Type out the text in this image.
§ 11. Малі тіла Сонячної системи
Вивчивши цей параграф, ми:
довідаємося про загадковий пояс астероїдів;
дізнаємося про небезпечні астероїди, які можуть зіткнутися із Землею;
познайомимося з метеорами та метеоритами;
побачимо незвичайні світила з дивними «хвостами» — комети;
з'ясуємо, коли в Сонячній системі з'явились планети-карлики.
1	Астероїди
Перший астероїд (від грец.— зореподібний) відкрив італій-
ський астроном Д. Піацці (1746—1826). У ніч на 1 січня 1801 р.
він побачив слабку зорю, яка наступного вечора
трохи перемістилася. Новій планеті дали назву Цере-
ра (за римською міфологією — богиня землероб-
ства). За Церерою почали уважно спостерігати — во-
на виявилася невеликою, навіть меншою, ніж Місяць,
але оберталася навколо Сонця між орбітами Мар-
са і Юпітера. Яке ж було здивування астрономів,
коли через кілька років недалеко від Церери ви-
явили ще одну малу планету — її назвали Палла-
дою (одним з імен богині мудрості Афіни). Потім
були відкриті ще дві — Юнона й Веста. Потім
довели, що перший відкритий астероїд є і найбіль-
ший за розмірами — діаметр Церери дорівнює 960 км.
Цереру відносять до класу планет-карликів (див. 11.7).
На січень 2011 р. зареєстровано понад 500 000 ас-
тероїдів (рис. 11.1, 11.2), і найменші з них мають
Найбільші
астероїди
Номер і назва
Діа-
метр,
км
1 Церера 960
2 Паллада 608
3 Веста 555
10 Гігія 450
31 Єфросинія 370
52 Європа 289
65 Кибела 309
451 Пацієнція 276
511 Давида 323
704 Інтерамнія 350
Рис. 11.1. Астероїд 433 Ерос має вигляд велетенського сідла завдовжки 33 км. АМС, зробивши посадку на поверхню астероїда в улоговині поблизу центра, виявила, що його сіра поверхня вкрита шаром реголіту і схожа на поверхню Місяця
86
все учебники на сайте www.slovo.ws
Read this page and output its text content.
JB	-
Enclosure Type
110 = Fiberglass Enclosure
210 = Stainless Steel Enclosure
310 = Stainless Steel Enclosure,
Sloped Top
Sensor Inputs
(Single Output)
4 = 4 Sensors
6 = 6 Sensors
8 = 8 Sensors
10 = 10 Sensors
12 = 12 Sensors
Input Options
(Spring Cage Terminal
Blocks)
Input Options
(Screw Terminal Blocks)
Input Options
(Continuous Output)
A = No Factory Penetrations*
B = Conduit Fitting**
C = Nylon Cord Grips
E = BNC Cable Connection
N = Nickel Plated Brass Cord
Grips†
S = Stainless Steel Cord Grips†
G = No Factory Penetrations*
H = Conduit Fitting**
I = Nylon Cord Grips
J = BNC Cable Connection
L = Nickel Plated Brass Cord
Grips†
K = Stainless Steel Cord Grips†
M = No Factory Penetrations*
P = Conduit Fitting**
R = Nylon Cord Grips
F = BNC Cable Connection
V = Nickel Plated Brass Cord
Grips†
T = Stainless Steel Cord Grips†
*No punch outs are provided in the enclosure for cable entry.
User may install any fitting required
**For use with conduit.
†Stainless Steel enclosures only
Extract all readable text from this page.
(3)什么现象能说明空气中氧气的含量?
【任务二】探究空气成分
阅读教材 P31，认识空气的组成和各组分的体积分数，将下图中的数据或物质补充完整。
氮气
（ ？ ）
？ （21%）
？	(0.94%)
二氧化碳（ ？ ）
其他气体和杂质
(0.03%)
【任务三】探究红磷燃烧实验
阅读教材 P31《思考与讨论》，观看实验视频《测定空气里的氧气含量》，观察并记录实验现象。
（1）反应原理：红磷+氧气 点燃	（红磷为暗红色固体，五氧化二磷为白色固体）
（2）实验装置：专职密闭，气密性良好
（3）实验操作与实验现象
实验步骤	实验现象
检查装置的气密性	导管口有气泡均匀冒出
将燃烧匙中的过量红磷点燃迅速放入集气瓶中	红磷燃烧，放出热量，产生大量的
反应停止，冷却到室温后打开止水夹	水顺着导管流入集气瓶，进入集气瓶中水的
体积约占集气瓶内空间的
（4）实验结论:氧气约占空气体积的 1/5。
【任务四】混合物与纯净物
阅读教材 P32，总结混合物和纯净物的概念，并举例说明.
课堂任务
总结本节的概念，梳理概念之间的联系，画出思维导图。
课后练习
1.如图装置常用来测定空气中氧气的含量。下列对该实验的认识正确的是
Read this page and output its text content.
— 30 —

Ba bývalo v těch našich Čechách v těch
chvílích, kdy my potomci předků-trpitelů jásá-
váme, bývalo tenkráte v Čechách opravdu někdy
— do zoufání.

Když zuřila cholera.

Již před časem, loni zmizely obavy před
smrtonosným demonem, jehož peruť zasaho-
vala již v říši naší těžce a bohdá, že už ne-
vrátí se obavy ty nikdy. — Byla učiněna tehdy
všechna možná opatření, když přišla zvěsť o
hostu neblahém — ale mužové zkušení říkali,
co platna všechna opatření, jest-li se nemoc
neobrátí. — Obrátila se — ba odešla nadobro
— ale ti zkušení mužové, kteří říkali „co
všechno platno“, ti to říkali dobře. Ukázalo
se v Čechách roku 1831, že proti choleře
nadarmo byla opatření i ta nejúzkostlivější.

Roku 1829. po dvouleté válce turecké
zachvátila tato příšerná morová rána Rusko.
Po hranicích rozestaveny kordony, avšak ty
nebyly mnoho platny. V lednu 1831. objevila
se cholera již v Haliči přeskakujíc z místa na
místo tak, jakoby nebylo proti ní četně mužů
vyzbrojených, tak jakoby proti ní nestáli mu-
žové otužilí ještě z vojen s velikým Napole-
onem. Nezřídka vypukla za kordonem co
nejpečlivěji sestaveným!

....................

> _Set exercise_
From the entries above, copy out every line where the string "říkali" appears.

> _Answer to the problem_
hostu neblahém — ale mužové zkušení říkali,
— ale ti zkušení mužové, kteří říkali „co
všechno platno“, ti to říkali dobře. Ukázalo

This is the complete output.